Stored items:
=-=-=
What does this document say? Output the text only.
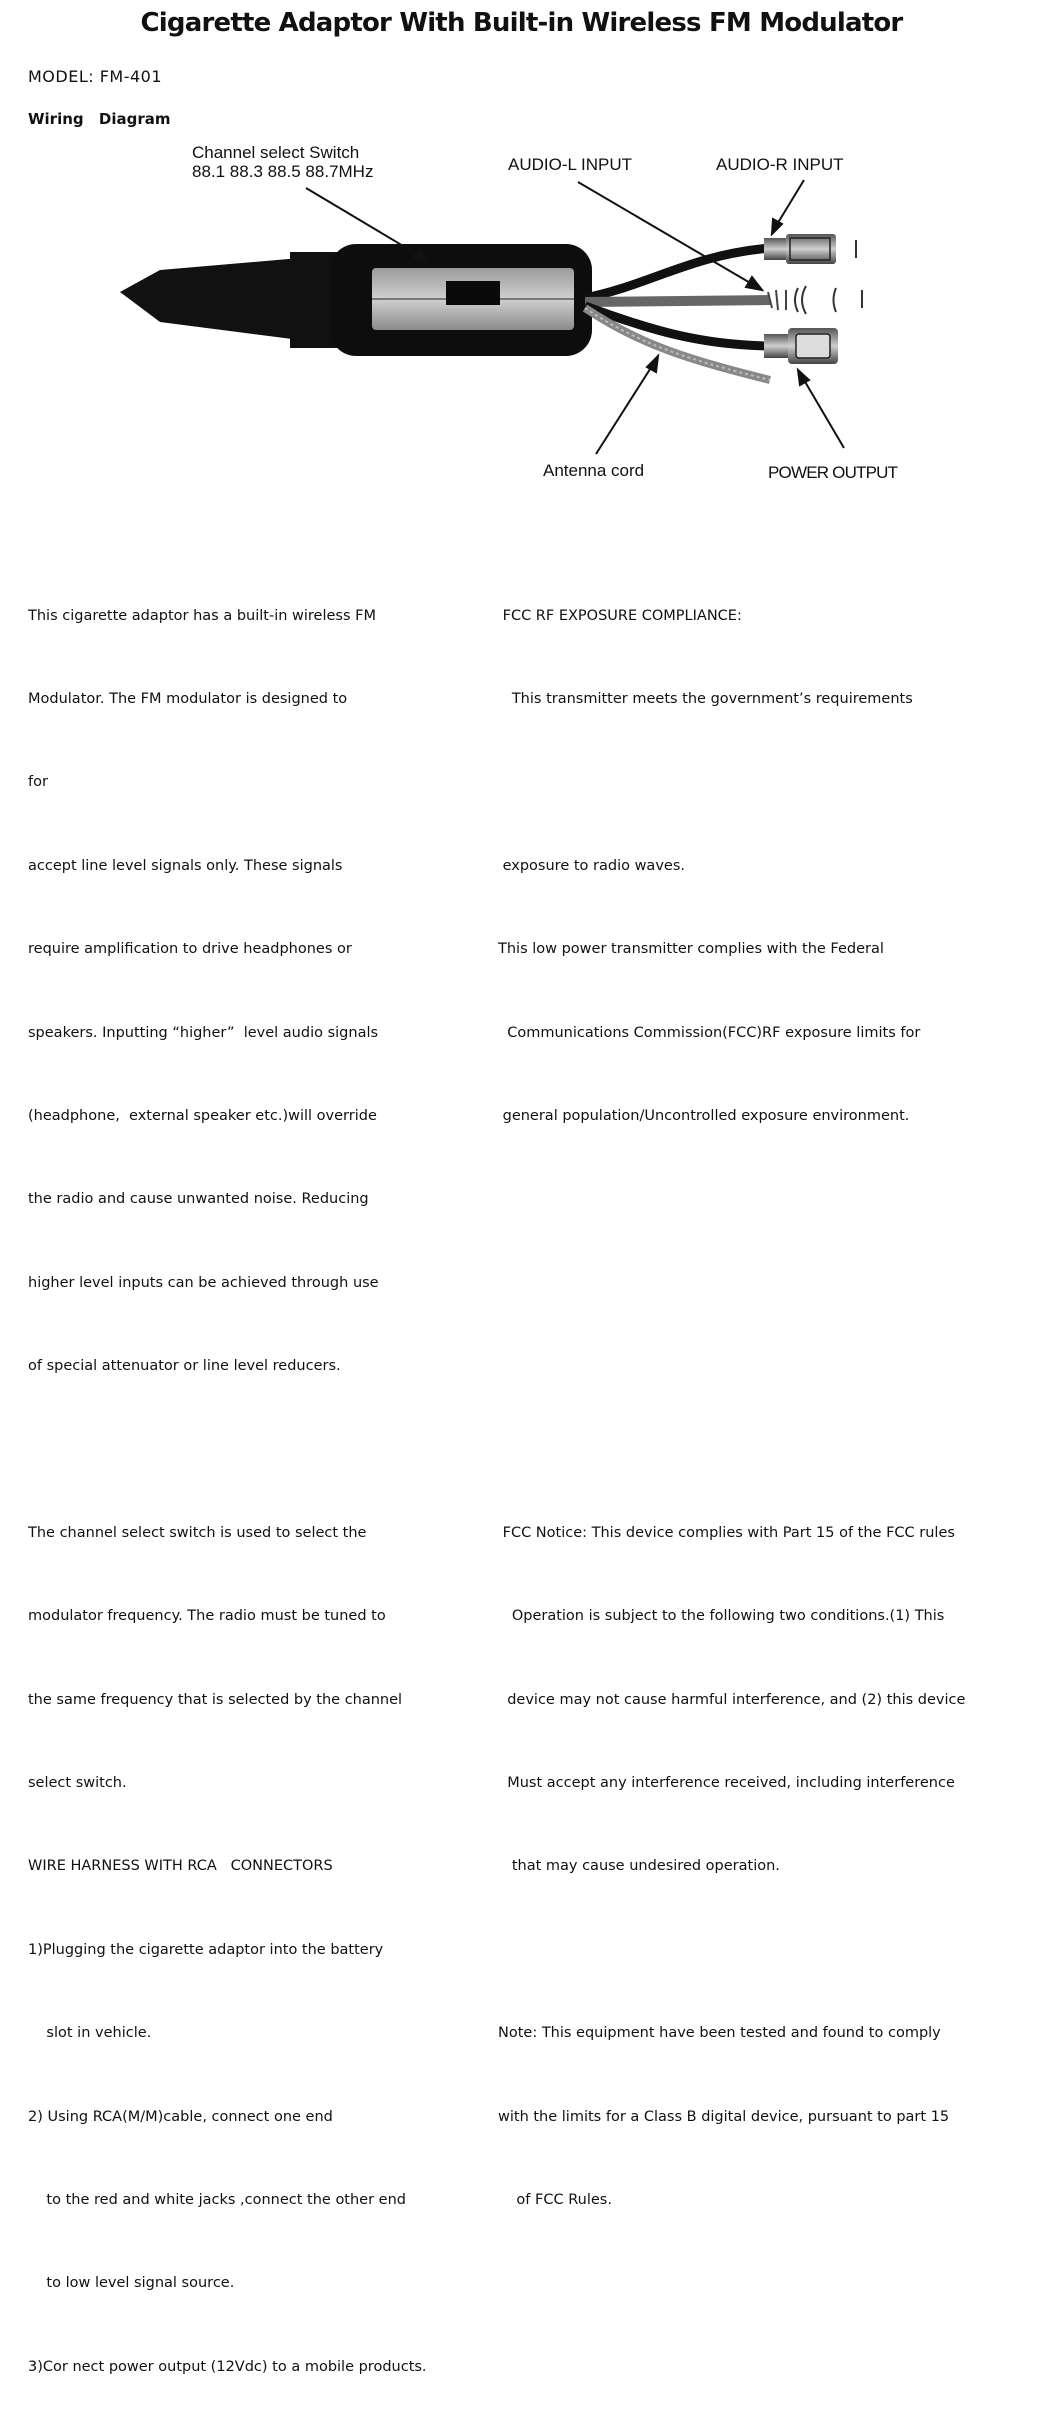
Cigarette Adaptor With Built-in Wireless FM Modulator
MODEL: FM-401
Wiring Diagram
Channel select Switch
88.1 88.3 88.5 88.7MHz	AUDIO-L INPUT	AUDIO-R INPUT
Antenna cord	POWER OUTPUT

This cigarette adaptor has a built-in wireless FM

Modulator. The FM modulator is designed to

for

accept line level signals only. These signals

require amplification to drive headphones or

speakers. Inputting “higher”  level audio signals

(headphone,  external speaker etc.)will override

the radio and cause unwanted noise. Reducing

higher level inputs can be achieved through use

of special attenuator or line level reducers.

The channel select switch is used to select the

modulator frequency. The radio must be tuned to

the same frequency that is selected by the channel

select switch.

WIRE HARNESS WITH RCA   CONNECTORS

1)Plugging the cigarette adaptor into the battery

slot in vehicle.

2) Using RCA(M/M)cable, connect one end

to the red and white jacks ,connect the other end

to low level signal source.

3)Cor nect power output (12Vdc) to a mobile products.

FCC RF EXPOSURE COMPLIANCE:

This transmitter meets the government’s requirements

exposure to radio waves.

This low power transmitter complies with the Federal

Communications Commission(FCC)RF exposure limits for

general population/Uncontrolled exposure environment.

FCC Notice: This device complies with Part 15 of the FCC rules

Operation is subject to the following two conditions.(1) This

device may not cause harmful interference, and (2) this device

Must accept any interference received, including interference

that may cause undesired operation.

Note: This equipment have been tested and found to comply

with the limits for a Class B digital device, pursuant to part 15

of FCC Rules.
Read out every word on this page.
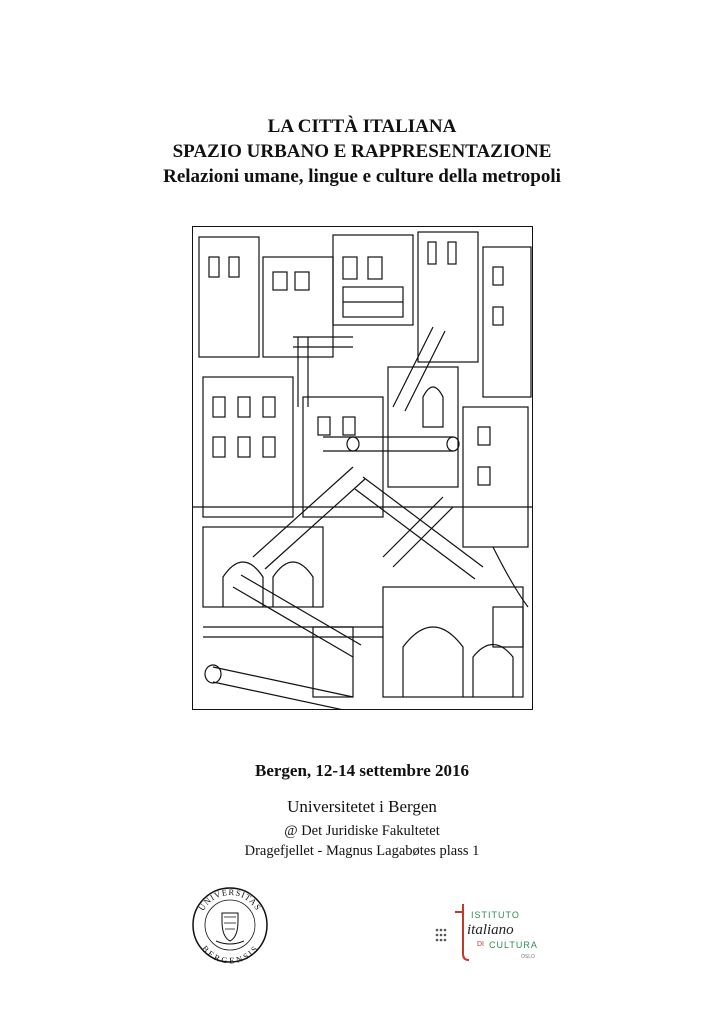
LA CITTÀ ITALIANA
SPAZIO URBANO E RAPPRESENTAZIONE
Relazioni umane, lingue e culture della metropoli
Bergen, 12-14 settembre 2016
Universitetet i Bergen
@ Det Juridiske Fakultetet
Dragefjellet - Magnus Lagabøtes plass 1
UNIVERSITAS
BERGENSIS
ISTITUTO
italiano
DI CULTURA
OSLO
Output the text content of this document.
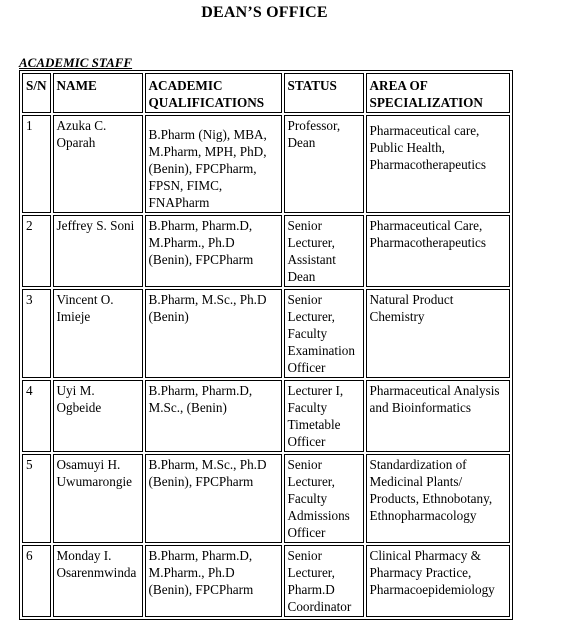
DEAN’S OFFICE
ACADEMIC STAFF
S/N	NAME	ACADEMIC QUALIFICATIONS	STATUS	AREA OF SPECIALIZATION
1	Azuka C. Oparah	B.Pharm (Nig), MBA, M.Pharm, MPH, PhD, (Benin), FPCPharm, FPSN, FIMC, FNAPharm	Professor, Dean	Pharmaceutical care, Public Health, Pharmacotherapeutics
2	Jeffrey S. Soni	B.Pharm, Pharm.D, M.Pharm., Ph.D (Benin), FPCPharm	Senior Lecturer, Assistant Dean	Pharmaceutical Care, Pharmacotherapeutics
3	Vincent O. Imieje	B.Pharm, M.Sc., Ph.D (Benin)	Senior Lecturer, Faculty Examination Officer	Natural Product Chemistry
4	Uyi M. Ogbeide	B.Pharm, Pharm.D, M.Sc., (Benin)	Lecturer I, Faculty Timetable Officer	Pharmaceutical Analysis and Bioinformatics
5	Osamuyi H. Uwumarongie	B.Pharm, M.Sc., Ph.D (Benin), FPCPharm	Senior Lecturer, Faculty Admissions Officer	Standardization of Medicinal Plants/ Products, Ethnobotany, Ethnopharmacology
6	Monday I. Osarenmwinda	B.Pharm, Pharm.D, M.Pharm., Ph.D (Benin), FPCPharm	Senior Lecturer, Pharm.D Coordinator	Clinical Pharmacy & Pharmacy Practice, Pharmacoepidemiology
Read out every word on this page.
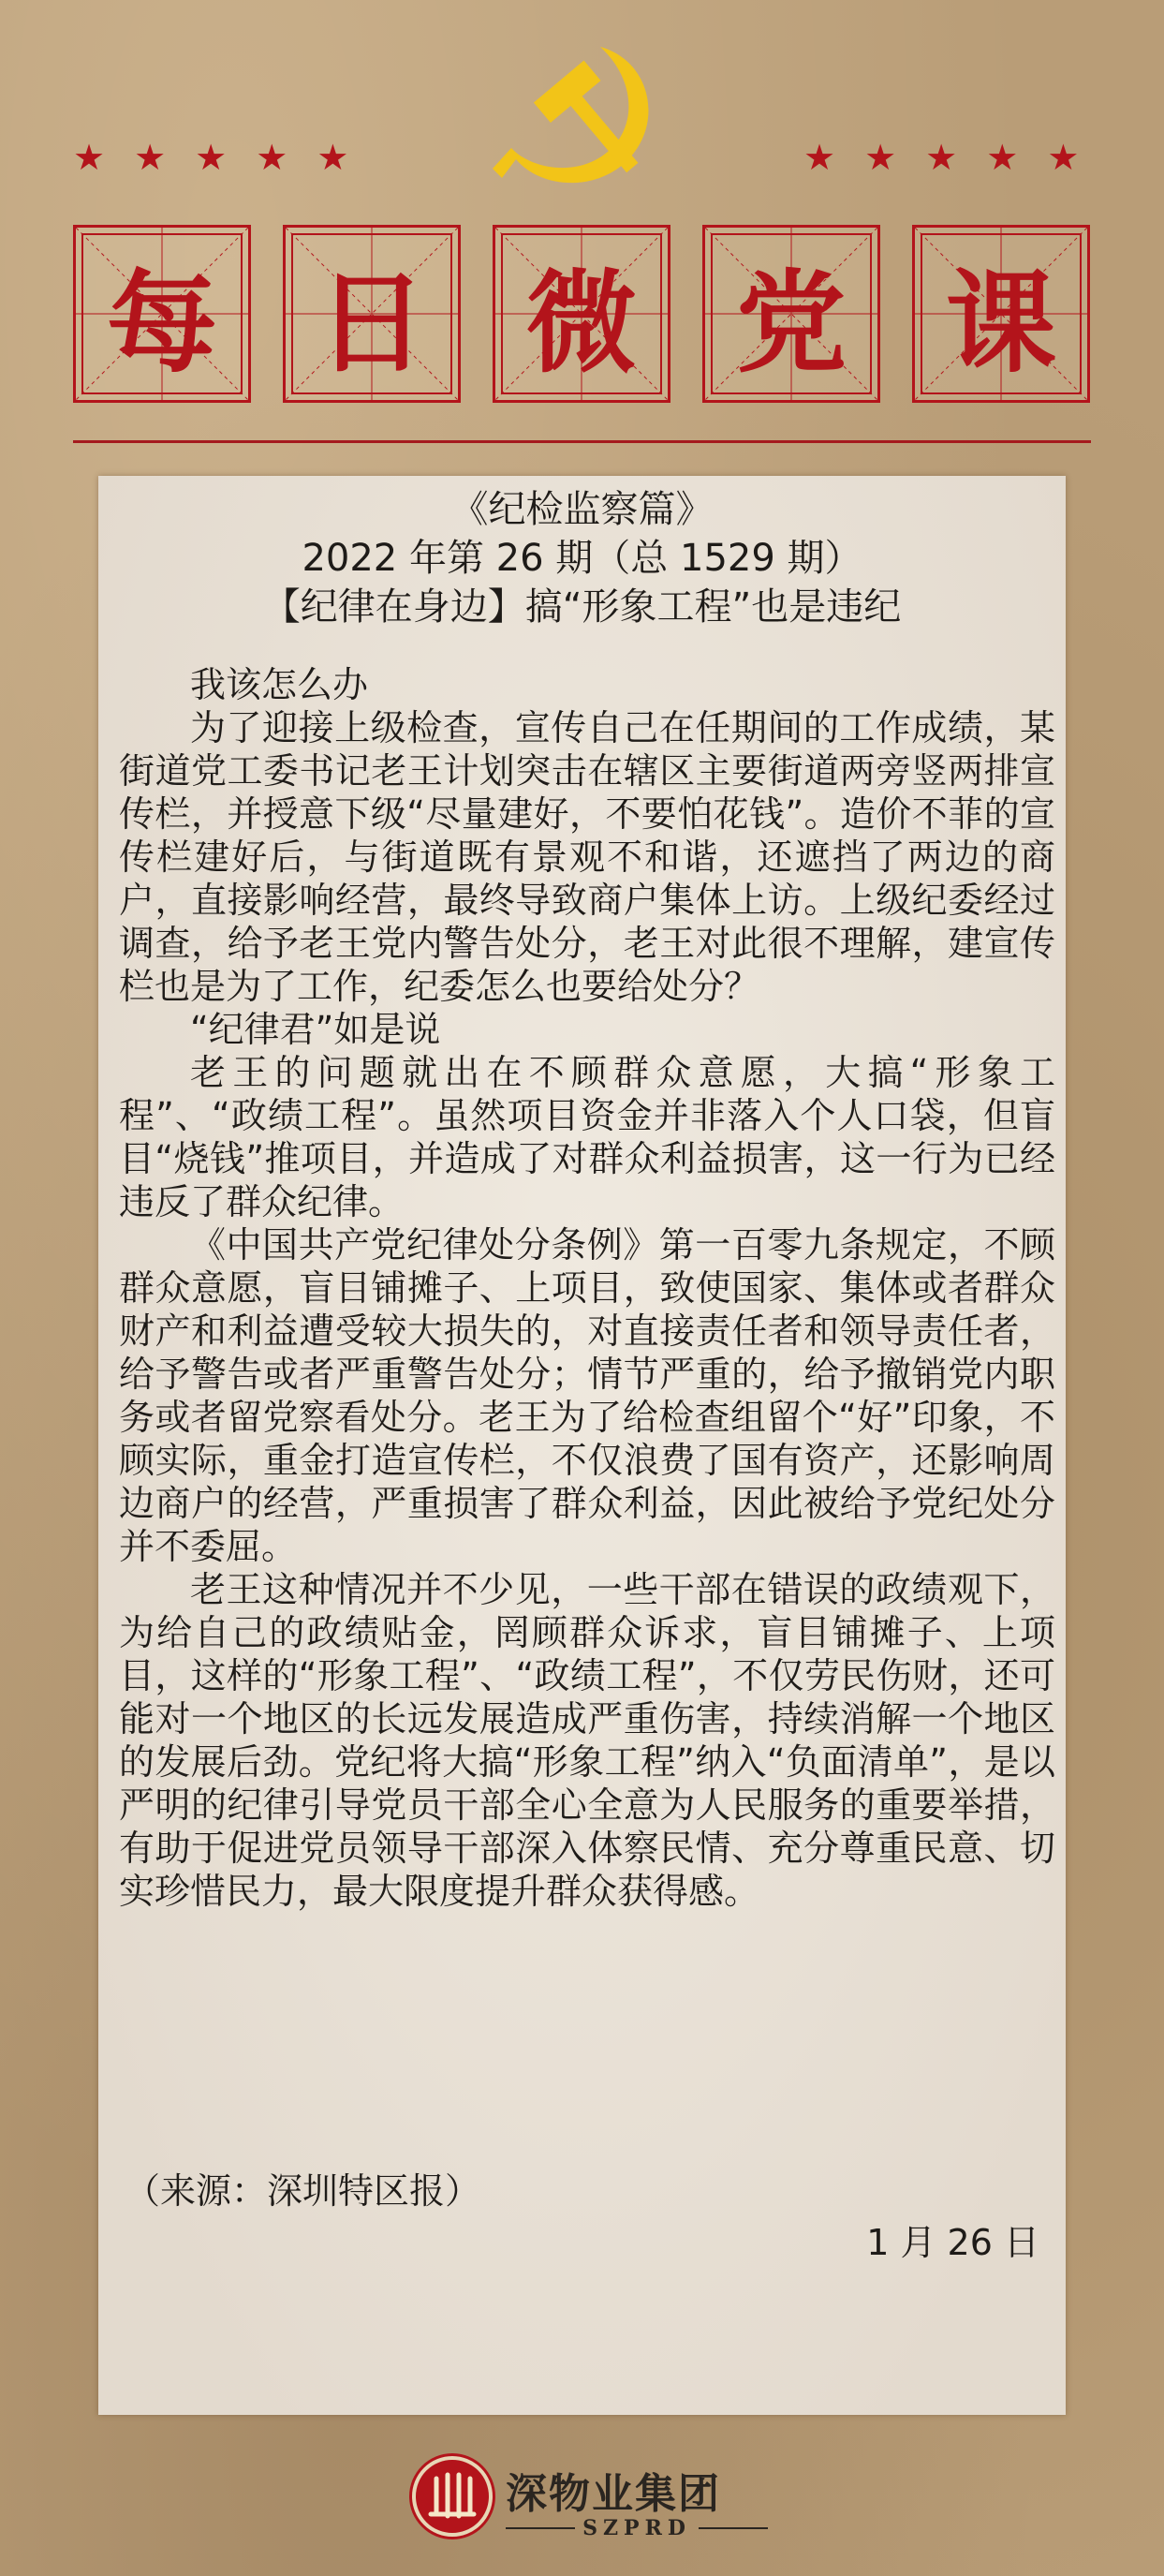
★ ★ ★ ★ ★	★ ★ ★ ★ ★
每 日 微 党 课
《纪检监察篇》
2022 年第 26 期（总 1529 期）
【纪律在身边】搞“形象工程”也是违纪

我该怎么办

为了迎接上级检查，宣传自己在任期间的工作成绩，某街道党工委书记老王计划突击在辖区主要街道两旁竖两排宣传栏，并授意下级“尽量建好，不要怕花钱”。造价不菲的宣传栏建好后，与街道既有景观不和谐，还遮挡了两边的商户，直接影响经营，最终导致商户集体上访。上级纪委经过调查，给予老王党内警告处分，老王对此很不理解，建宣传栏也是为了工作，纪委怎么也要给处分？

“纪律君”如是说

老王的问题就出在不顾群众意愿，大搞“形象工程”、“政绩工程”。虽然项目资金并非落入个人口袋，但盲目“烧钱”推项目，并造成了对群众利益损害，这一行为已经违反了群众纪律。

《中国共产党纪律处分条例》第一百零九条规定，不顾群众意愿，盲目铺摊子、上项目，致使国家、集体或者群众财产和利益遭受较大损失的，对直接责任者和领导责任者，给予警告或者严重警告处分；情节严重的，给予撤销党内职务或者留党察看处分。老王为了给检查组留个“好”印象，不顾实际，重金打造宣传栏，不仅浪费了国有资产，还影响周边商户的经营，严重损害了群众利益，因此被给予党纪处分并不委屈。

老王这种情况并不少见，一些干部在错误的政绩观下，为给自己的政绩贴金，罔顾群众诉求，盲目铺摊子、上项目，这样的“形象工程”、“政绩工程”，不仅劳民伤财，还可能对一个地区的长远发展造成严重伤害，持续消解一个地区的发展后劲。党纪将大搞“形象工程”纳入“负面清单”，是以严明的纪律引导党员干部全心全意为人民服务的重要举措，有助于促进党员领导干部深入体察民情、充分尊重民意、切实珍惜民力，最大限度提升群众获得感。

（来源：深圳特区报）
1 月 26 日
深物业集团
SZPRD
=-=-=
TASK DESCRIPTION: Copy the material shown above in full and exactly. Skip the pictures.

ANSWER IN FULL:
What does this document say? Output the text only.
Cigarette Adaptor With Built-in Wireless FM Modulator
MODEL: FM-401
Wiring Diagram
Channel select Switch
88.1 88.3 88.5 88.7MHz	AUDIO-L INPUT	AUDIO-R INPUT
Antenna cord	POWER OUTPUT

This cigarette adaptor has a built-in wireless FM

Modulator. The FM modulator is designed to

for

accept line level signals only. These signals

require amplification to drive headphones or

speakers. Inputting “higher”  level audio signals

(headphone,  external speaker etc.)will override

the radio and cause unwanted noise. Reducing

higher level inputs can be achieved through use

of special attenuator or line level reducers.

The channel select switch is used to select the

modulator frequency. The radio must be tuned to

the same frequency that is selected by the channel

select switch.

WIRE HARNESS WITH RCA   CONNECTORS

1)Plugging the cigarette adaptor into the battery

slot in vehicle.

2) Using RCA(M/M)cable, connect one end

to the red and white jacks ,connect the other end

to low level signal source.

3)Cor nect power output (12Vdc) to a mobile products.

FCC RF EXPOSURE COMPLIANCE:

This transmitter meets the government’s requirements

exposure to radio waves.

This low power transmitter complies with the Federal

Communications Commission(FCC)RF exposure limits for

general population/Uncontrolled exposure environment.

FCC Notice: This device complies with Part 15 of the FCC rules

Operation is subject to the following two conditions.(1) This

device may not cause harmful interference, and (2) this device

Must accept any interference received, including interference

that may cause undesired operation.

Note: This equipment have been tested and found to comply

with the limits for a Class B digital device, pursuant to part 15

of FCC Rules.
Read out every word on this page.
LA CITTÀ ITALIANA
SPAZIO URBANO E RAPPRESENTAZIONE
Relazioni umane, lingue e culture della metropoli
Bergen, 12-14 settembre 2016
Universitetet i Bergen
@ Det Juridiske Fakultetet
Dragefjellet - Magnus Lagabøtes plass 1
UNIVERSITAS
BERGENSIS
ISTITUTO
italiano
DI CULTURA
OSLO
Output the text content of this document.
DEAN’S OFFICE
ACADEMIC STAFF
S/N	NAME	ACADEMIC QUALIFICATIONS	STATUS	AREA OF SPECIALIZATION
1	Azuka C. Oparah	B.Pharm (Nig), MBA, M.Pharm, MPH, PhD, (Benin), FPCPharm, FPSN, FIMC, FNAPharm	Professor, Dean	Pharmaceutical care, Public Health, Pharmacotherapeutics
2	Jeffrey S. Soni	B.Pharm, Pharm.D, M.Pharm., Ph.D (Benin), FPCPharm	Senior Lecturer, Assistant Dean	Pharmaceutical Care, Pharmacotherapeutics
3	Vincent O. Imieje	B.Pharm, M.Sc., Ph.D (Benin)	Senior Lecturer, Faculty Examination Officer	Natural Product Chemistry
4	Uyi M. Ogbeide	B.Pharm, Pharm.D, M.Sc., (Benin)	Lecturer I, Faculty Timetable Officer	Pharmaceutical Analysis and Bioinformatics
5	Osamuyi H. Uwumarongie	B.Pharm, M.Sc., Ph.D (Benin), FPCPharm	Senior Lecturer, Faculty Admissions Officer	Standardization of Medicinal Plants/ Products, Ethnobotany, Ethnopharmacology
6	Monday I. Osarenmwinda	B.Pharm, Pharm.D, M.Pharm., Ph.D (Benin), FPCPharm	Senior Lecturer, Pharm.D Coordinator	Clinical Pharmacy & Pharmacy Practice, Pharmacoepidemiology
Read out every word on this page.
★ ★ ★ ★ ★	★ ★ ★ ★ ★
每 日 微 党 课
《纪检监察篇》
2022 年第 26 期（总 1529 期）
【纪律在身边】搞“形象工程”也是违纪

我该怎么办

为了迎接上级检查，宣传自己在任期间的工作成绩，某街道党工委书记老王计划突击在辖区主要街道两旁竖两排宣传栏，并授意下级“尽量建好，不要怕花钱”。造价不菲的宣传栏建好后，与街道既有景观不和谐，还遮挡了两边的商户，直接影响经营，最终导致商户集体上访。上级纪委经过调查，给予老王党内警告处分，老王对此很不理解，建宣传栏也是为了工作，纪委怎么也要给处分？

“纪律君”如是说

老王的问题就出在不顾群众意愿，大搞“形象工程”、“政绩工程”。虽然项目资金并非落入个人口袋，但盲目“烧钱”推项目，并造成了对群众利益损害，这一行为已经违反了群众纪律。

《中国共产党纪律处分条例》第一百零九条规定，不顾群众意愿，盲目铺摊子、上项目，致使国家、集体或者群众财产和利益遭受较大损失的，对直接责任者和领导责任者，给予警告或者严重警告处分；情节严重的，给予撤销党内职务或者留党察看处分。老王为了给检查组留个“好”印象，不顾实际，重金打造宣传栏，不仅浪费了国有资产，还影响周边商户的经营，严重损害了群众利益，因此被给予党纪处分并不委屈。

老王这种情况并不少见，一些干部在错误的政绩观下，为给自己的政绩贴金，罔顾群众诉求，盲目铺摊子、上项目，这样的“形象工程”、“政绩工程”，不仅劳民伤财，还可能对一个地区的长远发展造成严重伤害，持续消解一个地区的发展后劲。党纪将大搞“形象工程”纳入“负面清单”，是以严明的纪律引导党员干部全心全意为人民服务的重要举措，有助于促进党员领导干部深入体察民情、充分尊重民意、切实珍惜民力，最大限度提升群众获得感。

（来源：深圳特区报）
1 月 26 日
深物业集团
SZPRD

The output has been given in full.